— Exercise —
Leave out the pictures; transcribe all else exactly.

— Dataset items —

start

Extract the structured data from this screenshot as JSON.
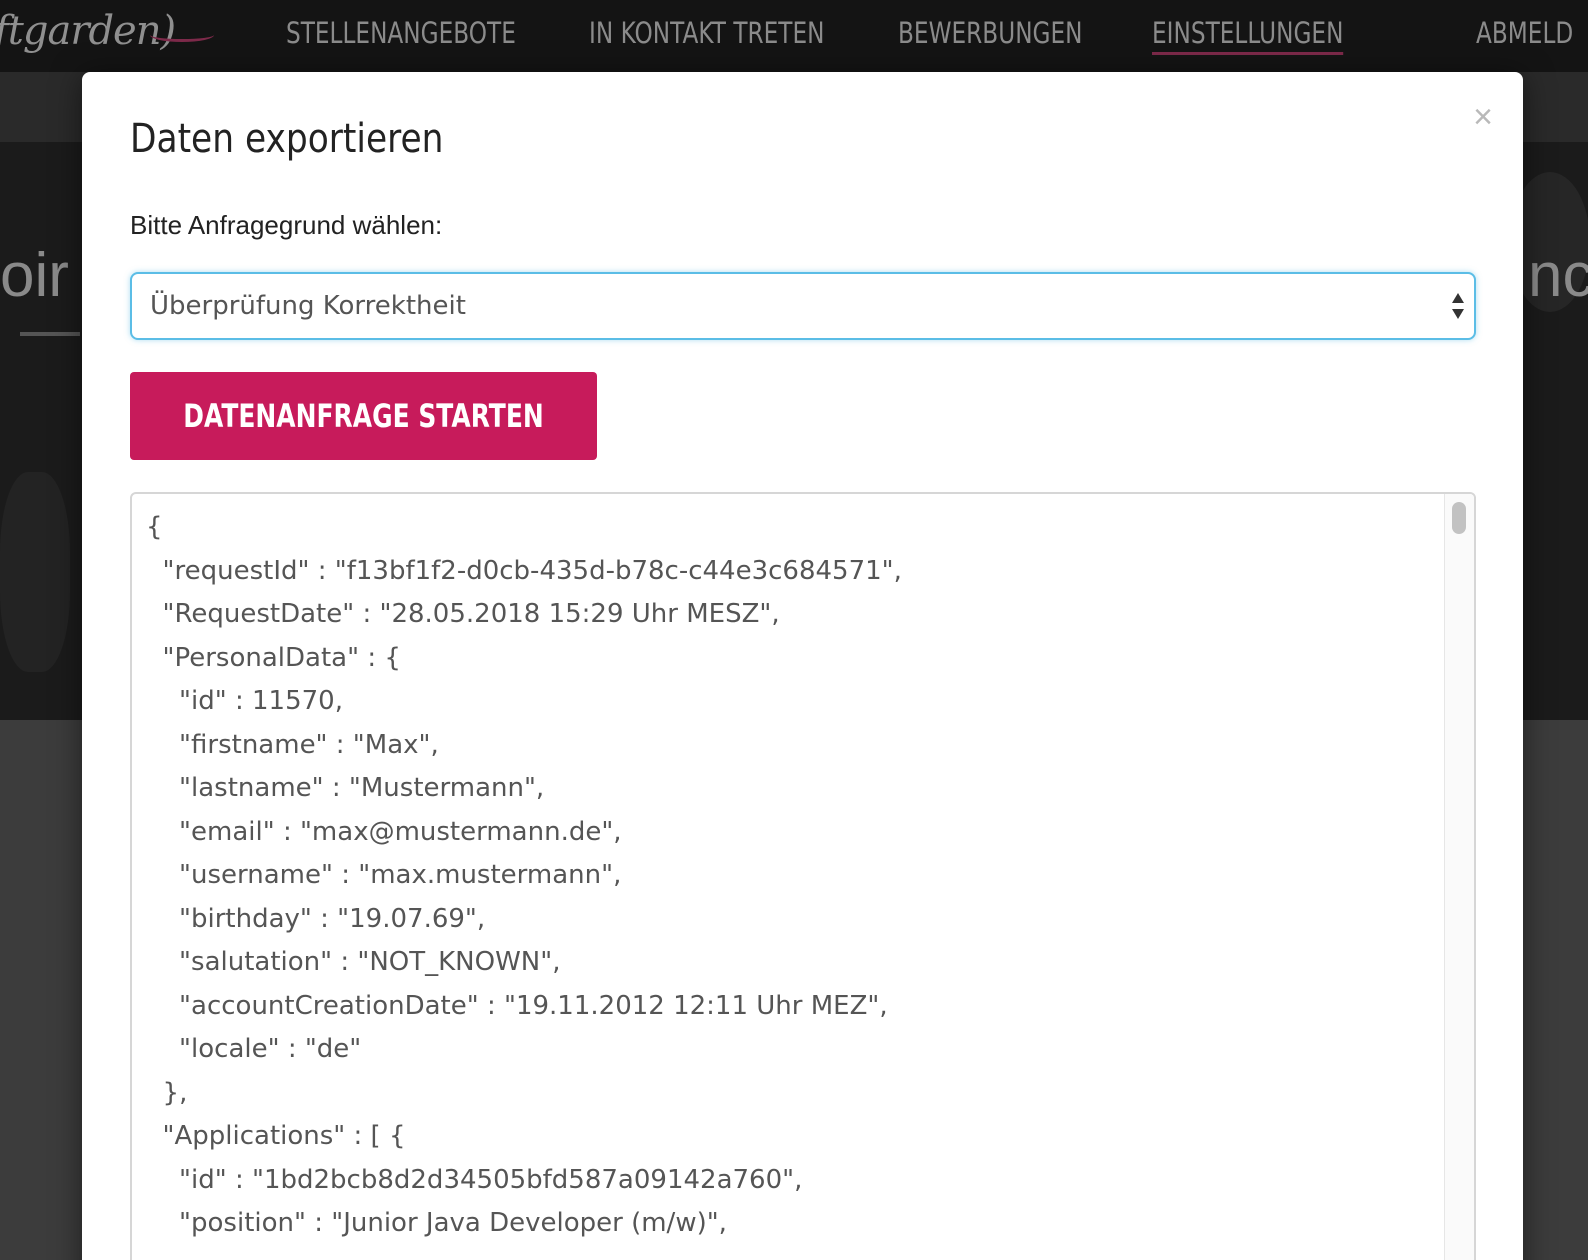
{
  "nav": {
    "logo": "ftgarden)",
    "items": [
      "STELLENANGEBOTE",
      "IN KONTAKT TRETEN",
      "BEWERBUNGEN",
      "EINSTELLUNGEN",
      "ABMELD"
    ]
  },
  "hero": {
    "left_text": "oir",
    "right_text": "nc"
  },
  "modal": {
    "title": "Daten exportieren",
    "close": "×",
    "label": "Bitte Anfragegrund wählen:",
    "select_value": "Überprüfung Korrektheit",
    "start_button": "DATENANFRAGE STARTEN",
    "json_lines": [
      "{",
      "  \"requestId\" : \"f13bf1f2-d0cb-435d-b78c-c44e3c684571\",",
      "  \"RequestDate\" : \"28.05.2018 15:29 Uhr MESZ\",",
      "  \"PersonalData\" : {",
      "    \"id\" : 11570,",
      "    \"firstname\" : \"Max\",",
      "    \"lastname\" : \"Mustermann\",",
      "    \"email\" : \"max@mustermann.de\",",
      "    \"username\" : \"max.mustermann\",",
      "    \"birthday\" : \"19.07.69\",",
      "    \"salutation\" : \"NOT_KNOWN\",",
      "    \"accountCreationDate\" : \"19.11.2012 12:11 Uhr MEZ\",",
      "    \"locale\" : \"de\"",
      "  },",
      "  \"Applications\" : [ {",
      "    \"id\" : \"1bd2bcb8d2d34505bfd587a09142a760\",",
      "    \"position\" : \"Junior Java Developer (m/w)\","
    ]
  },
  "colors": {
    "accent": "#c71b5b",
    "focus": "#5bbde6",
    "nav_bg": "#141414"
  }
}
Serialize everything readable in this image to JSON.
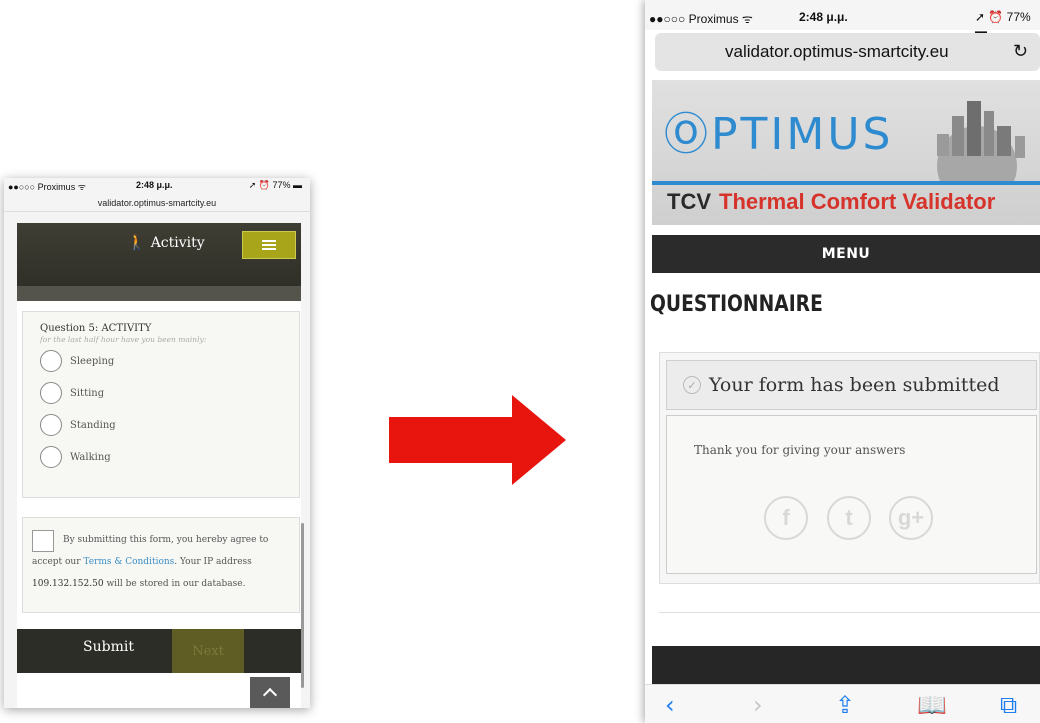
{
  "left_phone": {
    "status": {
      "carrier": "●●○○○ Proximus ᯤ",
      "time": "2:48 μ.μ.",
      "battery": "➚ ⏰ 77% ▬"
    },
    "url": "validator.optimus-smartcity.eu",
    "header": {
      "icon": "🚶",
      "title": "Activity"
    },
    "question": {
      "title": "Question 5: ACTIVITY",
      "subtitle": "for the last half hour have you been mainly:",
      "options": [
        "Sleeping",
        "Sitting",
        "Standing",
        "Walking"
      ]
    },
    "agreement": {
      "pre": "By submitting this form, you hereby agree to accept our ",
      "link": "Terms & Conditions",
      "mid": ". Your IP address ",
      "ip": "109.132.152.50",
      "post": " will be stored in our database."
    },
    "footer": {
      "submit": "Submit",
      "next": "Next"
    }
  },
  "right_phone": {
    "status": {
      "carrier": "●●○○○ Proximus ᯤ",
      "time": "2:48 μ.μ.",
      "battery": "➚ ⏰ 77% ▬"
    },
    "url": "validator.optimus-smartcity.eu",
    "reload_icon": "↻",
    "logo": "ⓄPTIMUS",
    "tcv_prefix": "TCV",
    "tcv_title": "Thermal Comfort Validator",
    "menu": "MENU",
    "heading": "QUESTIONNAIRE",
    "submitted_check": "✓",
    "submitted": "Your form has been submitted",
    "thanks": "Thank you for giving your answers",
    "social": {
      "facebook": "f",
      "twitter": "t",
      "googleplus": "g+"
    },
    "toolbar": {
      "back": "‹",
      "forward": "›",
      "share": "⇪",
      "bookmarks": "📖",
      "tabs": "⧉"
    }
  },
  "colors": {
    "accent_blue": "#2e8bd0",
    "accent_red": "#d6332b",
    "olive": "#a8a51a",
    "arrow_red": "#e8150f"
  }
}
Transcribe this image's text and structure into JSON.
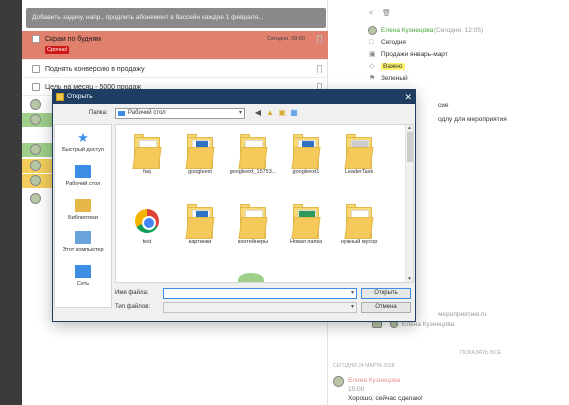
{
  "task_input": {
    "placeholder": "Добавить задачу, напр., продлить абонемент в бассейн каждое 1 февраля..."
  },
  "tasks": [
    {
      "label": "Скрам по будням",
      "badge": "Срочно!",
      "date": "Сегодня, 09:00"
    },
    {
      "label": "Поднять конверсию в продажу"
    },
    {
      "label": "Цель на месяц - 5000 продаж"
    }
  ],
  "details": {
    "author": "Елена Кузнецова",
    "author_meta": "(Сегодня, 12:05)",
    "lines": [
      "Сегодня",
      "Продажи январь-март",
      "Важно",
      "Зеленый"
    ],
    "partial_1": "сие",
    "partial_2": "одлу для мероприятия",
    "attachment": "мероприятию.ru",
    "attachment_author": "Елена Кузнецова",
    "show_all": "ПОКАЗАТЬ ВСЕ",
    "comment_date": "СЕГОДНЯ 24 МАРТА 2018",
    "comment_author": "Елена Кузнецова",
    "comment_time": "15:00",
    "comment_text": "Хорошо, сейчас сделаю!"
  },
  "dialog": {
    "title": "Открыть",
    "folder_label": "Папка:",
    "folder_value": "Рабочий стол",
    "places": [
      "Быстрый доступ",
      "Рабочий стол",
      "Библиотеки",
      "Этот компьютер",
      "Сеть"
    ],
    "files_row1": [
      "faq",
      "googleext",
      "googleext_15753...",
      "googleext1",
      "LeaderTask"
    ],
    "files_row2": [
      "test",
      "картинки",
      "контейнеры",
      "Новая папка",
      "нужный мусор"
    ],
    "file_name_label": "Имя файла:",
    "file_type_label": "Тип файлов:",
    "open_button": "Открыть",
    "cancel_button": "Отмена"
  },
  "colors": {
    "urgent_bg": "#e0806d",
    "badge_red": "#d01818",
    "dialog_title": "#1e3d60",
    "accent_blue": "#3c8ee4",
    "folder_yellow": "#f8d775"
  }
}
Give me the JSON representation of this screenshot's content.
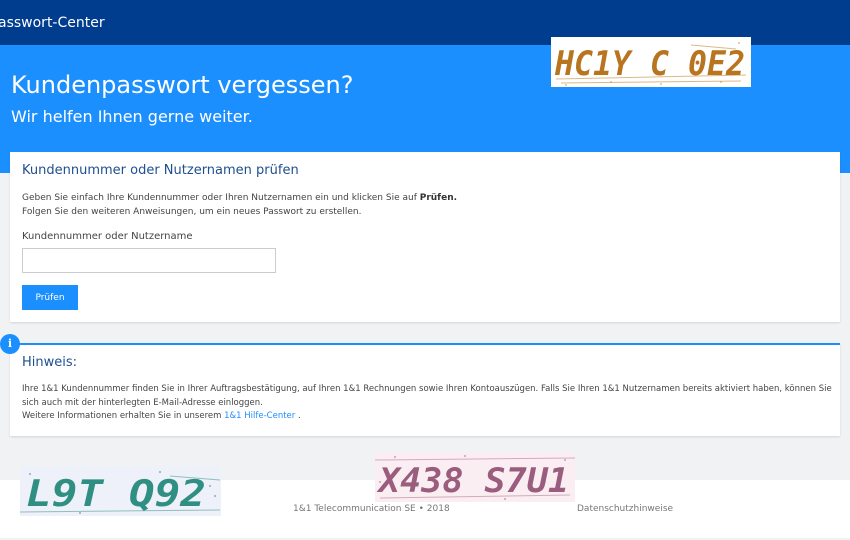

end

— Exercise solution —
Extract the structured data from this screenshot as JSON.
{
  "nav": {
    "logo": "ftgarden)",
    "items": [
      "STELLENANGEBOTE",
      "IN KONTAKT TRETEN",
      "BEWERBUNGEN",
      "EINSTELLUNGEN",
      "ABMELD"
    ]
  },
  "hero": {
    "left_text": "oir",
    "right_text": "nc"
  },
  "modal": {
    "title": "Daten exportieren",
    "close": "×",
    "label": "Bitte Anfragegrund wählen:",
    "select_value": "Überprüfung Korrektheit",
    "start_button": "DATENANFRAGE STARTEN",
    "json_lines": [
      "{",
      "  \"requestId\" : \"f13bf1f2-d0cb-435d-b78c-c44e3c684571\",",
      "  \"RequestDate\" : \"28.05.2018 15:29 Uhr MESZ\",",
      "  \"PersonalData\" : {",
      "    \"id\" : 11570,",
      "    \"firstname\" : \"Max\",",
      "    \"lastname\" : \"Mustermann\",",
      "    \"email\" : \"max@mustermann.de\",",
      "    \"username\" : \"max.mustermann\",",
      "    \"birthday\" : \"19.07.69\",",
      "    \"salutation\" : \"NOT_KNOWN\",",
      "    \"accountCreationDate\" : \"19.11.2012 12:11 Uhr MEZ\",",
      "    \"locale\" : \"de\"",
      "  },",
      "  \"Applications\" : [ {",
      "    \"id\" : \"1bd2bcb8d2d34505bfd587a09142a760\",",
      "    \"position\" : \"Junior Java Developer (m/w)\","
    ]
  },
  "colors": {
    "accent": "#c71b5b",
    "focus": "#5bbde6",
    "nav_bg": "#141414"
  }
}
Serialize everything readable in this image to JSON.
{
  "left_phone": {
    "status": {
      "carrier": "●●○○○ Proximus ᯤ",
      "time": "2:48 μ.μ.",
      "battery": "➚ ⏰ 77% ▬"
    },
    "url": "validator.optimus-smartcity.eu",
    "header": {
      "icon": "🚶",
      "title": "Activity"
    },
    "question": {
      "title": "Question 5: ACTIVITY",
      "subtitle": "for the last half hour have you been mainly:",
      "options": [
        "Sleeping",
        "Sitting",
        "Standing",
        "Walking"
      ]
    },
    "agreement": {
      "pre": "By submitting this form, you hereby agree to accept our ",
      "link": "Terms & Conditions",
      "mid": ". Your IP address ",
      "ip": "109.132.152.50",
      "post": " will be stored in our database."
    },
    "footer": {
      "submit": "Submit",
      "next": "Next"
    }
  },
  "right_phone": {
    "status": {
      "carrier": "●●○○○ Proximus ᯤ",
      "time": "2:48 μ.μ.",
      "battery": "➚ ⏰ 77% ▬"
    },
    "url": "validator.optimus-smartcity.eu",
    "reload_icon": "↻",
    "logo": "ⓄPTIMUS",
    "tcv_prefix": "TCV",
    "tcv_title": "Thermal Comfort Validator",
    "menu": "MENU",
    "heading": "QUESTIONNAIRE",
    "submitted_check": "✓",
    "submitted": "Your form has been submitted",
    "thanks": "Thank you for giving your answers",
    "social": {
      "facebook": "f",
      "twitter": "t",
      "googleplus": "g+"
    },
    "toolbar": {
      "back": "‹",
      "forward": "›",
      "share": "⇪",
      "bookmarks": "📖",
      "tabs": "⧉"
    }
  },
  "colors": {
    "accent_blue": "#2e8bd0",
    "accent_red": "#d6332b",
    "olive": "#a8a51a",
    "arrow_red": "#e8150f"
  }
}
Transcribe this image's text and structure into JSON.
{
  "task_input": {
    "placeholder": "Добавить задачу, напр., продлить абонемент в бассейн каждое 1 февраля..."
  },
  "tasks": [
    {
      "label": "Скрам по будням",
      "badge": "Срочно!",
      "date": "Сегодня, 09:00"
    },
    {
      "label": "Поднять конверсию в продажу"
    },
    {
      "label": "Цель на месяц - 5000 продаж"
    }
  ],
  "details": {
    "author": "Елена Кузнецова",
    "author_meta": "(Сегодня, 12:05)",
    "lines": [
      "Сегодня",
      "Продажи январь-март",
      "Важно",
      "Зеленый"
    ],
    "partial_1": "сие",
    "partial_2": "одлу для мероприятия",
    "attachment": "мероприятию.ru",
    "attachment_author": "Елена Кузнецова",
    "show_all": "ПОКАЗАТЬ ВСЕ",
    "comment_date": "СЕГОДНЯ 24 МАРТА 2018",
    "comment_author": "Елена Кузнецова",
    "comment_time": "15:00",
    "comment_text": "Хорошо, сейчас сделаю!"
  },
  "dialog": {
    "title": "Открыть",
    "folder_label": "Папка:",
    "folder_value": "Рабочий стол",
    "places": [
      "Быстрый доступ",
      "Рабочий стол",
      "Библиотеки",
      "Этот компьютер",
      "Сеть"
    ],
    "files_row1": [
      "faq",
      "googleext",
      "googleext_15753...",
      "googleext1",
      "LeaderTask"
    ],
    "files_row2": [
      "test",
      "картинки",
      "контейнеры",
      "Новая папка",
      "нужный мусор"
    ],
    "file_name_label": "Имя файла:",
    "file_type_label": "Тип файлов:",
    "open_button": "Открыть",
    "cancel_button": "Отмена"
  },
  "colors": {
    "urgent_bg": "#e0806d",
    "badge_red": "#d01818",
    "dialog_title": "#1e3d60",
    "accent_blue": "#3c8ee4",
    "folder_yellow": "#f8d775"
  }
}
Give me the JSON representation of this screenshot's content.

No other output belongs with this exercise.